**The problem**. Search the records below for the word "name" and show every line where it occurs.

[start Data provided]

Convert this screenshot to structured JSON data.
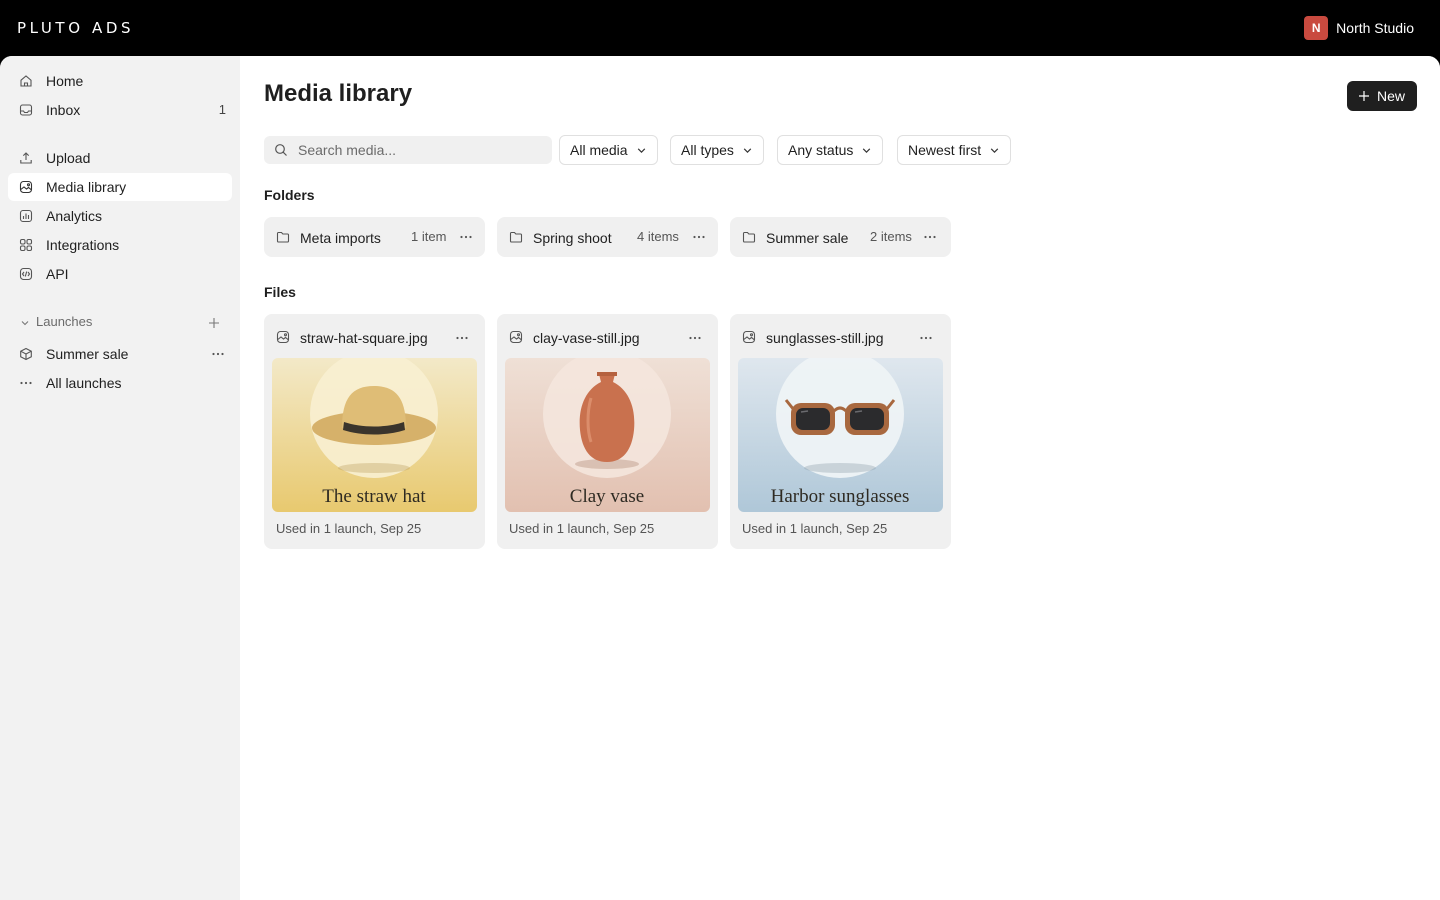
{
  "brand": {
    "name": "PLUTO ADS"
  },
  "account": {
    "initial": "N",
    "name": "North Studio",
    "avatar_color": "#c94a3f"
  },
  "sidebar": {
    "items": [
      {
        "label": "Home",
        "icon": "home-icon"
      },
      {
        "label": "Inbox",
        "icon": "inbox-icon",
        "count": "1"
      },
      {
        "label": "Upload",
        "icon": "upload-icon"
      },
      {
        "label": "Media library",
        "icon": "media-icon",
        "active": true
      },
      {
        "label": "Analytics",
        "icon": "analytics-icon"
      },
      {
        "label": "Integrations",
        "icon": "integrations-icon"
      },
      {
        "label": "API",
        "icon": "api-icon"
      }
    ],
    "launches": {
      "label": "Launches",
      "items": [
        {
          "label": "Summer sale",
          "icon": "box-icon"
        },
        {
          "label": "All launches",
          "icon": "ellipsis-icon"
        }
      ]
    }
  },
  "main": {
    "title": "Media library",
    "new_button": "New",
    "search": {
      "placeholder": "Search media..."
    },
    "filters": [
      "All media",
      "All types",
      "Any status",
      "Newest first"
    ],
    "folders_title": "Folders",
    "folders": [
      {
        "name": "Meta imports",
        "count": "1 item"
      },
      {
        "name": "Spring shoot",
        "count": "4 items"
      },
      {
        "name": "Summer sale",
        "count": "2 items"
      }
    ],
    "files_title": "Files",
    "files": [
      {
        "name": "straw-hat-square.jpg",
        "caption": "The straw hat",
        "meta": "Used in 1 launch, Sep 25",
        "bg_top": "#f3e9c8",
        "bg_bottom": "#e8c96f"
      },
      {
        "name": "clay-vase-still.jpg",
        "caption": "Clay vase",
        "meta": "Used in 1 launch, Sep 25",
        "bg_top": "#efe0d6",
        "bg_bottom": "#e2c0b0"
      },
      {
        "name": "sunglasses-still.jpg",
        "caption": "Harbor sunglasses",
        "meta": "Used in 1 launch, Sep 25",
        "bg_top": "#dfe7ee",
        "bg_bottom": "#afc7d8"
      }
    ]
  }
}
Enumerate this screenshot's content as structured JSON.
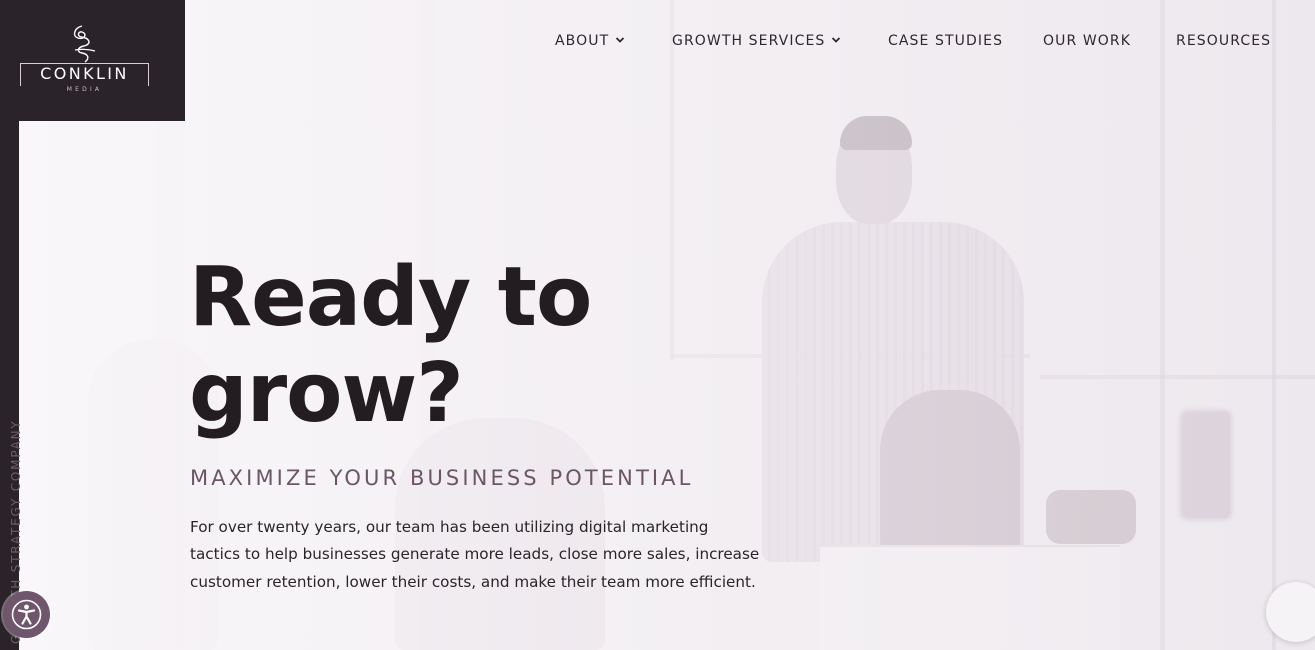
{
  "logo": {
    "name": "CONKLIN",
    "sub": "MEDIA"
  },
  "rail": {
    "text": "GROWTH STRATEGY COMPANY"
  },
  "nav": {
    "items": [
      {
        "label": "ABOUT",
        "has_dropdown": true
      },
      {
        "label": "GROWTH SERVICES",
        "has_dropdown": true
      },
      {
        "label": "CASE STUDIES",
        "has_dropdown": false
      },
      {
        "label": "OUR WORK",
        "has_dropdown": false
      },
      {
        "label": "RESOURCES",
        "has_dropdown": false
      }
    ]
  },
  "hero": {
    "title_line1": "Ready to",
    "title_line2": "grow?",
    "subtitle": "MAXIMIZE YOUR BUSINESS POTENTIAL",
    "body": "For over twenty years, our team has been utilizing digital marketing tactics to help businesses generate more leads, close more sales, increase customer retention, lower their costs, and make their team more efficient."
  },
  "widgets": {
    "accessibility_icon": "accessibility-person-icon",
    "float_icon": "chat-bubble-icon"
  },
  "colors": {
    "dark": "#2a2329",
    "accent": "#70566c",
    "subtitle": "#6b5667",
    "title": "#231d22"
  }
}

[end Data provided]

**Task response**.
    "name": "PLUTO ADS"
    "name": "North Studio",
        "name": "Meta imports",
        "name": "Spring shoot",
        "name": "Summer sale",
        "name": "straw-hat-square.jpg",
        "name": "clay-vase-still.jpg",
        "name": "sunglasses-still.jpg",
    "name": "CONKLIN",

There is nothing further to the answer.